What to work on
Collect every line below that contains the word "icon".

Material provided
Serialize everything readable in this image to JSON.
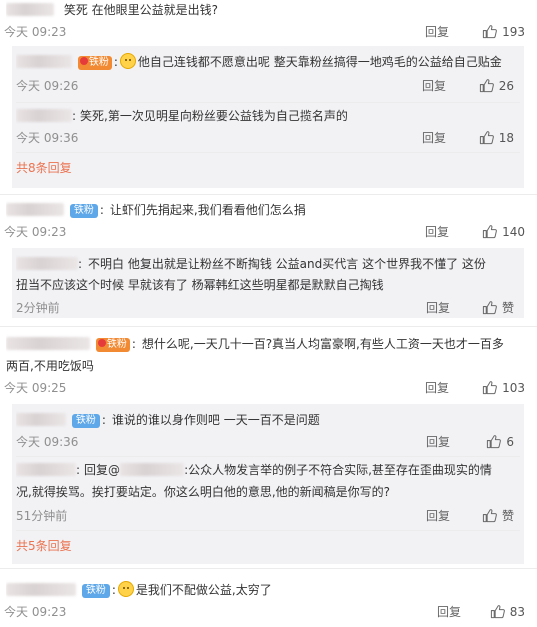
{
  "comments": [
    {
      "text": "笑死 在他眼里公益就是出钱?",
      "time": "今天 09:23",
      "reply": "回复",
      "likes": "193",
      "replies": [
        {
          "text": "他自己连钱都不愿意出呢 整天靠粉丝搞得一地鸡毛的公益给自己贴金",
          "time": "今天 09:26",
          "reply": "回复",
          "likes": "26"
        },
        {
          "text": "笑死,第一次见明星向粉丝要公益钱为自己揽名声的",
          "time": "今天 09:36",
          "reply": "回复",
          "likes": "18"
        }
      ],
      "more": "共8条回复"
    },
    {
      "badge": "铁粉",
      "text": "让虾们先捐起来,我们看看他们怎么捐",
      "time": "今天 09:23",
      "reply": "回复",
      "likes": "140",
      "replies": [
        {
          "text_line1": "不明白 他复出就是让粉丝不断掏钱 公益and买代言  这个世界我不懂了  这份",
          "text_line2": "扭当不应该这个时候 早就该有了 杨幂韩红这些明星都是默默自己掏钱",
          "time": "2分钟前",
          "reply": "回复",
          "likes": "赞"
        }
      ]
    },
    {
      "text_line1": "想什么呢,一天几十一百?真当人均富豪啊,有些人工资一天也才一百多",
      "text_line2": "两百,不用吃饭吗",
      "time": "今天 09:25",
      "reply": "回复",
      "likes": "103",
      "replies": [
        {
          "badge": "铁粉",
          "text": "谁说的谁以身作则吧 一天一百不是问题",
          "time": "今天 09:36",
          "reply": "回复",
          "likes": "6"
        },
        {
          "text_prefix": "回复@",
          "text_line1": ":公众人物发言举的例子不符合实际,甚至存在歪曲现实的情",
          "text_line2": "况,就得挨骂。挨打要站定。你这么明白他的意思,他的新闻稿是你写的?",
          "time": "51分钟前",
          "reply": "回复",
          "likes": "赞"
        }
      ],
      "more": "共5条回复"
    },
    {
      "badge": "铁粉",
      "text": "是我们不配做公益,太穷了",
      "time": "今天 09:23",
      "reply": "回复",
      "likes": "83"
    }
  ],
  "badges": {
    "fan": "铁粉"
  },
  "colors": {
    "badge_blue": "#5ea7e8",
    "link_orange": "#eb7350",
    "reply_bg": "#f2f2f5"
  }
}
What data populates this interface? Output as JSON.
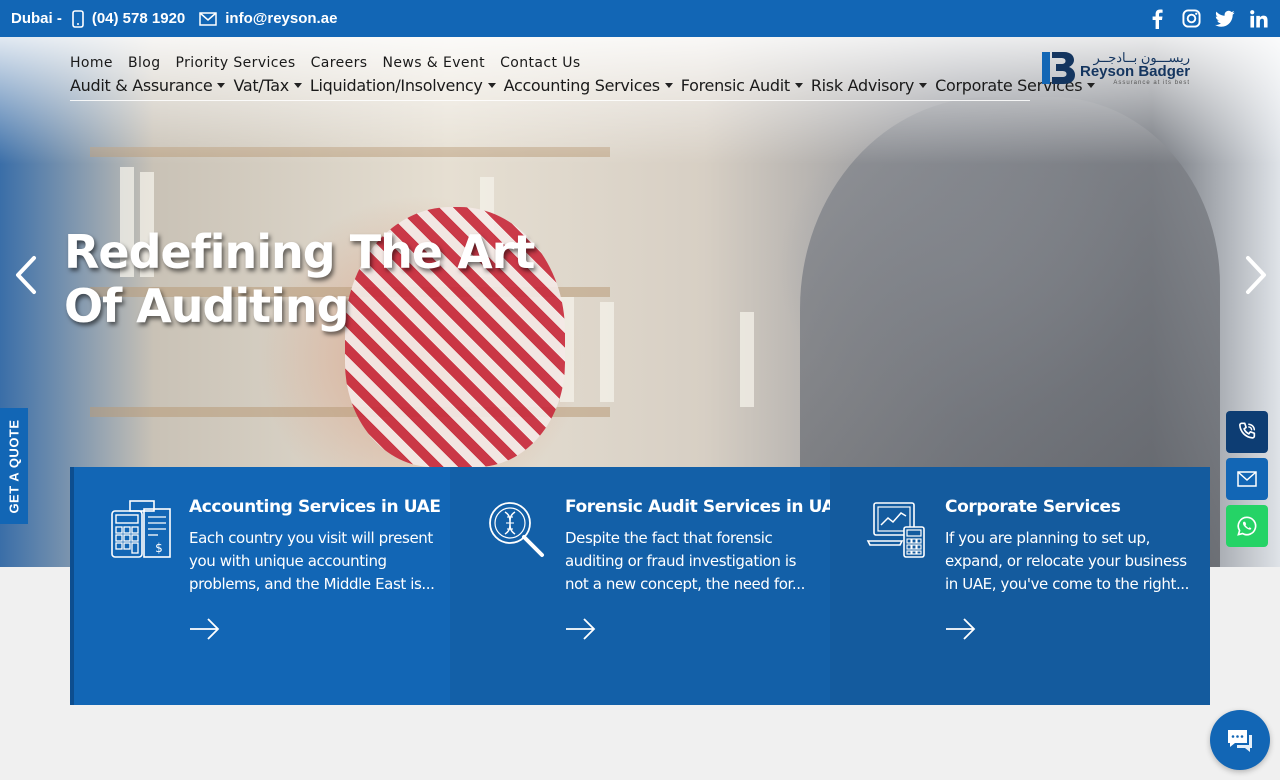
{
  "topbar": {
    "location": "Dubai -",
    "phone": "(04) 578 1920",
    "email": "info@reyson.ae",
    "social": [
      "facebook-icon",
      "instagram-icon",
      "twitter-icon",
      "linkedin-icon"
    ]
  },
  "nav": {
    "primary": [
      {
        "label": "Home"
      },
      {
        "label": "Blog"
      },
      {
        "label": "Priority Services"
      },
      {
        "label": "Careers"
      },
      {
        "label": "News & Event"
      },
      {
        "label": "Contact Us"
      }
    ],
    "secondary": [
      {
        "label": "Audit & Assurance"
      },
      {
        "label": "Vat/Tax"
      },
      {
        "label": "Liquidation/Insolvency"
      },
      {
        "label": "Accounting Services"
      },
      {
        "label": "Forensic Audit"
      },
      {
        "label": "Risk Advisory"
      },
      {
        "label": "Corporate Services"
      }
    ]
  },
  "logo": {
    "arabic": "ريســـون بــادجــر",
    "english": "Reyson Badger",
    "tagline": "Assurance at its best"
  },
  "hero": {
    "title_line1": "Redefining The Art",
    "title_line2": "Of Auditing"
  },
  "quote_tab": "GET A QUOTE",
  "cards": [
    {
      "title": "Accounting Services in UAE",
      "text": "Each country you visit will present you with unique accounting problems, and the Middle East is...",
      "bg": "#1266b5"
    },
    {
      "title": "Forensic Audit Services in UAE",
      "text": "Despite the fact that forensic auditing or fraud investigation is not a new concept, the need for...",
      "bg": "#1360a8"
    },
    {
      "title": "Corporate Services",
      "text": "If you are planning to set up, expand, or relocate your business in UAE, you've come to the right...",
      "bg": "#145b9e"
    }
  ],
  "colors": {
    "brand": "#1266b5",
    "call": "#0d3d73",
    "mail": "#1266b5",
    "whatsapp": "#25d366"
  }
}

==

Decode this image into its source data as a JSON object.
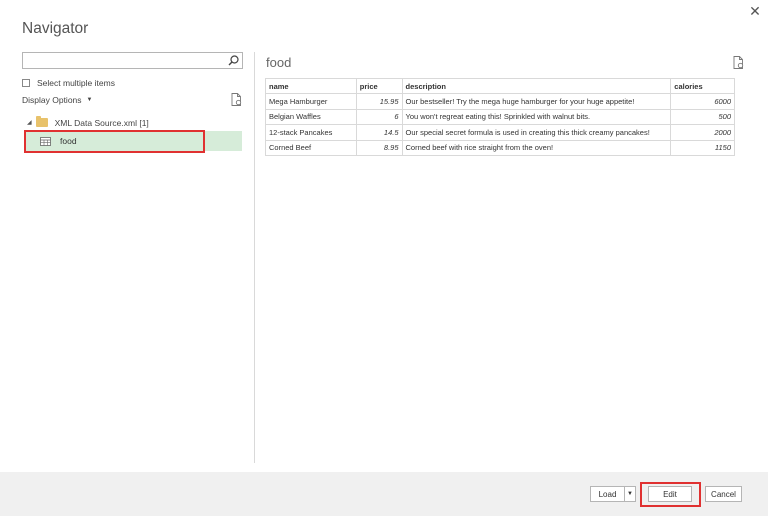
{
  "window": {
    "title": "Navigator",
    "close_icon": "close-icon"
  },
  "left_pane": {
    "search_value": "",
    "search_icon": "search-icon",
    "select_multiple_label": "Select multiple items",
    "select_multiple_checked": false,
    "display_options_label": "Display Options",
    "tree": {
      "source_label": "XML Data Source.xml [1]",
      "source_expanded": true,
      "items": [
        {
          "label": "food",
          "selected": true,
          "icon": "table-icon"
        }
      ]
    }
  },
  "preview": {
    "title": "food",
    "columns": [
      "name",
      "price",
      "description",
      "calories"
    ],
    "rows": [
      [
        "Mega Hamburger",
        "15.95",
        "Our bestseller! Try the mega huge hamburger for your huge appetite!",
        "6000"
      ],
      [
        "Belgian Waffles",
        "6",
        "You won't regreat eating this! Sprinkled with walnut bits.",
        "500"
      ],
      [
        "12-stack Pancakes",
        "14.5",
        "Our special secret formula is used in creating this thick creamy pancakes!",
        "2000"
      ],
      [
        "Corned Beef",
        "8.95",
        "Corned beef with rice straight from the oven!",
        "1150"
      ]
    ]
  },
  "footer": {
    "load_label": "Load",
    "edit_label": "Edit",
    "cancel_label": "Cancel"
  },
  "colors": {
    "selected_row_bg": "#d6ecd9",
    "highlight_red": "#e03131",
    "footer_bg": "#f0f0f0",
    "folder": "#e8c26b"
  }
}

* * *

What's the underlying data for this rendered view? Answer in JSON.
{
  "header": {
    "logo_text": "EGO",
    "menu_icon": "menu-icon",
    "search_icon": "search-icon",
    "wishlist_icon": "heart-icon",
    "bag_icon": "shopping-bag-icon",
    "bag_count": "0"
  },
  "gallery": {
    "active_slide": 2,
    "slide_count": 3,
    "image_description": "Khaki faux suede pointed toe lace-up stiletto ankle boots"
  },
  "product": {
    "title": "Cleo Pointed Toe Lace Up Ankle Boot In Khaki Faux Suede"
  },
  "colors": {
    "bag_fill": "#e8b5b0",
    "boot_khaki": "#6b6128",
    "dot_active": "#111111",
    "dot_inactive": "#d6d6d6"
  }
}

The completed task
      "facebook-icon",
      "instagram-icon",
      "twitter-icon",
      "linkedin-icon"
    "close_icon": "close-icon"
    "search_icon": "search-icon",
          "icon": "table-icon"
    "menu_icon": "menu-icon",
    "search_icon": "search-icon",
    "wishlist_icon": "heart-icon",
    "bag_icon": "shopping-bag-icon",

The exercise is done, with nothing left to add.